___ Trecho para leitura

Você consegue ouvir o córrego na montanha?


  • Um mestre zen estava caminhando em silêncio com um dos seus discípulos por uma trilha na montanha. Quando chegaram a um velho pé de cedro, eles se sentaram embaixo dessa árvore e fizeram uma refeição simples, com apenas de um pouco de arroz e hortaliças. Após a refeição, o discípulo, um jovem monge que ainda não descobrira a chave para o mistério do zen, rompeu o silêncio perguntando ao mestre:

  •  - Mestre, como faço para entrar no zen?

  •  Ele estava, é claro, perguntando como entrar no estado de consciência que é conhecido como zen. 

  • O mestre permaneceu em silêncio. O discípulo esperou ansiosamente por uma resposta por quase cinco minutos. Ele estava prestes a fazer outra pergunta quando o mestre falou de repente:

  •  - Está ouvindo o som daquele córrego na montanha? 
  •  O discípulo não tinha notado nenhum córrego na montanha. Estivera mais preocupado em pensar sobre o significado do zen. Agora, enquanto começava a escutar o som, sua mente ruidosa se acalmou. A princípio ele não ouviu nada. Depois, seu pensamento deu lugar a um estado de alerta mais intenso e, de repente, ele ouviu o murmúrio quase imperceptível de um córrego a longa distância.

  • - Sim, consigo ouvir agora - confirmou.

______
___ Registros fornecidos

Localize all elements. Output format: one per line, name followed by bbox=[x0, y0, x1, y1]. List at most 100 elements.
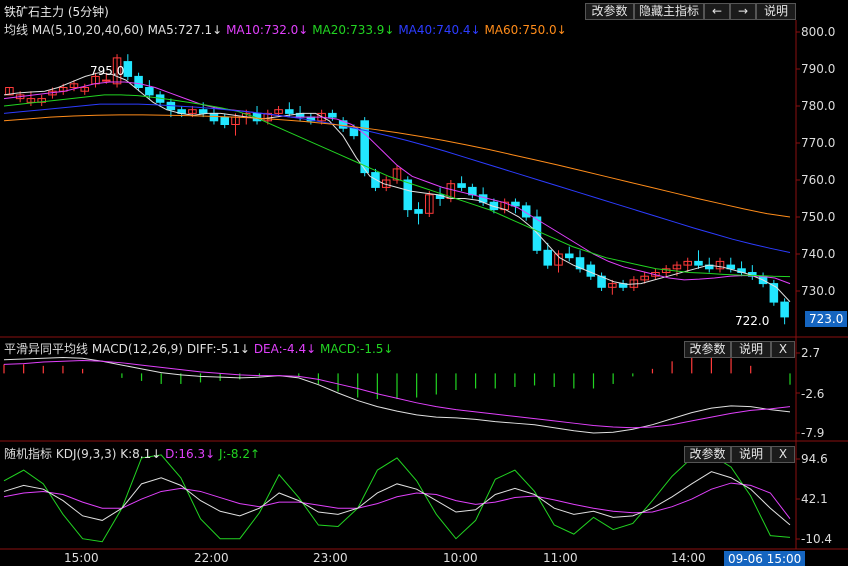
dea-legend: DEA:-4.4↓ bbox=[253, 342, 317, 356]
candle-body bbox=[521, 205, 531, 218]
ma40-line bbox=[3, 103, 791, 254]
ma-legend-prefix: 均线 bbox=[4, 23, 29, 37]
arrow-left-icon[interactable]: ← bbox=[704, 3, 730, 20]
kdj-layer bbox=[3, 454, 791, 543]
ytick-770: 770.0 bbox=[801, 136, 836, 150]
candle-body bbox=[457, 183, 466, 188]
xtick-2200: 22:00 bbox=[194, 551, 229, 565]
candle-body bbox=[198, 109, 208, 114]
macd-ytick-bottom: -7.9 bbox=[801, 426, 825, 440]
last-price-tag: 723.0 bbox=[805, 311, 848, 327]
ytick-790: 790.0 bbox=[801, 62, 836, 76]
d-line bbox=[3, 482, 791, 519]
candle-body bbox=[220, 116, 229, 125]
kdj-modify-params-button[interactable]: 改参数 bbox=[684, 446, 731, 463]
ytick-730: 730.0 bbox=[801, 284, 836, 298]
xtick-1100: 11:00 bbox=[543, 551, 578, 565]
macd-help-button[interactable]: 说明 bbox=[731, 341, 771, 358]
k-line bbox=[3, 471, 791, 526]
candle-body bbox=[80, 87, 90, 92]
current-time-tag: 09-06 15:00 bbox=[724, 551, 806, 566]
kdj-ytick-top: 94.6 bbox=[801, 452, 828, 466]
macd-params: MACD(12,26,9) bbox=[91, 342, 183, 356]
ma-lines-layer bbox=[3, 72, 791, 303]
candle-body bbox=[371, 172, 380, 188]
macd-legend: 平滑异同平均线 MACD(12,26,9) DIFF:-5.1↓ DEA:-4.… bbox=[4, 340, 393, 357]
kdj-legend: 随机指标 KDJ(9,3,3) K:8.1↓ D:16.3↓ J:-8.2↑ bbox=[4, 445, 260, 462]
candle-body bbox=[414, 209, 423, 214]
ma10-line bbox=[3, 81, 791, 285]
xtick-2300: 23:00 bbox=[313, 551, 348, 565]
macd-layer bbox=[3, 355, 791, 434]
candle-body bbox=[102, 79, 111, 82]
candle-body bbox=[26, 98, 36, 103]
candle-body bbox=[608, 283, 617, 288]
candle-body bbox=[209, 112, 219, 122]
hide-main-indicator-button[interactable]: 隐藏主指标 bbox=[634, 3, 704, 20]
ma20-line bbox=[3, 94, 791, 278]
kdj-params: KDJ(9,3,3) bbox=[55, 447, 117, 461]
axis-ticks-layer bbox=[796, 31, 800, 540]
candle-body bbox=[285, 109, 294, 114]
kdj-help-button[interactable]: 说明 bbox=[731, 446, 771, 463]
macd-ytick-top: 2.7 bbox=[801, 346, 821, 360]
low-price-label: 722.0 bbox=[735, 314, 770, 328]
chart-title: 铁矿石主力 (5分钟) bbox=[4, 5, 109, 19]
ytick-750: 750.0 bbox=[801, 210, 836, 224]
kdj-close-button[interactable]: X bbox=[771, 446, 795, 463]
candle-body bbox=[565, 253, 574, 259]
xtick-1500: 15:00 bbox=[64, 551, 99, 565]
ma-legend: 均线 MA(5,10,20,40,60) MA5:727.1↓ MA10:732… bbox=[4, 21, 567, 38]
candle-body bbox=[672, 264, 682, 270]
help-button[interactable]: 说明 bbox=[756, 3, 796, 20]
candle-body bbox=[349, 127, 359, 137]
d-legend: D:16.3↓ bbox=[165, 447, 216, 461]
candle-body bbox=[575, 257, 585, 270]
xtick-1400: 14:00 bbox=[671, 551, 706, 565]
candle-body bbox=[392, 168, 402, 181]
candle-body bbox=[69, 83, 79, 89]
macd-value-legend: MACD:-1.5↓ bbox=[319, 342, 394, 356]
candle-body bbox=[5, 87, 14, 96]
candle-body bbox=[425, 194, 434, 214]
high-price-label: 795.0 bbox=[90, 64, 125, 78]
candle-body bbox=[328, 112, 337, 118]
macd-name: 平滑异同平均线 bbox=[4, 342, 89, 356]
candle-body bbox=[403, 179, 413, 211]
kdj-ytick-bottom: -10.4 bbox=[801, 532, 833, 546]
ma10-legend: MA10:732.0↓ bbox=[226, 23, 309, 37]
ma60-legend: MA60:750.0↓ bbox=[484, 23, 567, 37]
diff-legend: DIFF:-5.1↓ bbox=[186, 342, 250, 356]
ma40-legend: MA40:740.4↓ bbox=[398, 23, 481, 37]
candle-body bbox=[123, 61, 133, 77]
candle-body bbox=[769, 283, 779, 303]
candle-body bbox=[274, 109, 283, 114]
ytick-780: 780.0 bbox=[801, 99, 836, 113]
candle-body bbox=[694, 260, 703, 266]
arrow-right-icon[interactable]: → bbox=[730, 3, 756, 20]
candle-body bbox=[145, 87, 154, 96]
candle-body bbox=[360, 120, 369, 174]
dea-line bbox=[3, 360, 791, 429]
xtick-1000: 10:00 bbox=[443, 551, 478, 565]
candle-body bbox=[715, 260, 725, 270]
candle-body bbox=[511, 201, 520, 207]
ma5-legend: MA5:727.1↓ bbox=[147, 23, 223, 37]
ma60-line bbox=[3, 114, 791, 218]
candle-body bbox=[651, 272, 660, 277]
ma-legend-params: MA(5,10,20,40,60) bbox=[31, 23, 144, 37]
j-legend: J:-8.2↑ bbox=[219, 447, 261, 461]
ytick-760: 760.0 bbox=[801, 173, 836, 187]
macd-modify-params-button[interactable]: 改参数 bbox=[684, 341, 731, 358]
macd-close-button[interactable]: X bbox=[771, 341, 795, 358]
ma5-line bbox=[3, 72, 791, 303]
candle-body bbox=[640, 275, 649, 281]
candle-body bbox=[338, 120, 348, 129]
macd-ytick-mid: -2.6 bbox=[801, 387, 825, 401]
candle-body bbox=[112, 57, 122, 85]
candle-body bbox=[780, 301, 789, 318]
kdj-name: 随机指标 bbox=[4, 447, 53, 461]
candle-body bbox=[543, 249, 553, 266]
modify-params-button[interactable]: 改参数 bbox=[585, 3, 634, 20]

______

Problema proposto 1
No texto sobre o mestre zen, debaixo de que árvore o mestre e o discípulo se sentaram para fazer a refeição?
Problema proposto 2
Imprima a parte do texto sobre o mestre zen que começa nas palavras "Você consegue ouvir" e para logo depois de "conhecido como zen.".

Resposta correta 1
Debaixo de um velho pé de cedro.

Resposta correta 2
Você consegue ouvir o córrego na montanha?


  • Um mestre zen estava caminhando em silêncio com um dos seus discípulos por uma trilha na montanha. Quando chegaram a um velho pé de cedro, eles se sentaram embaixo dessa árvore e fizeram uma refeição simples, com apenas de um pouco de arroz e hortaliças. Após a refeição, o discípulo, um jovem monge que ainda não descobrira a chave para o mistério do zen, rompeu o silêncio perguntando ao mestre:

  •  - Mestre, como faço para entrar no zen?

  •  Ele estava, é claro, perguntando como entrar no estado de consciência que é conhecido como zen.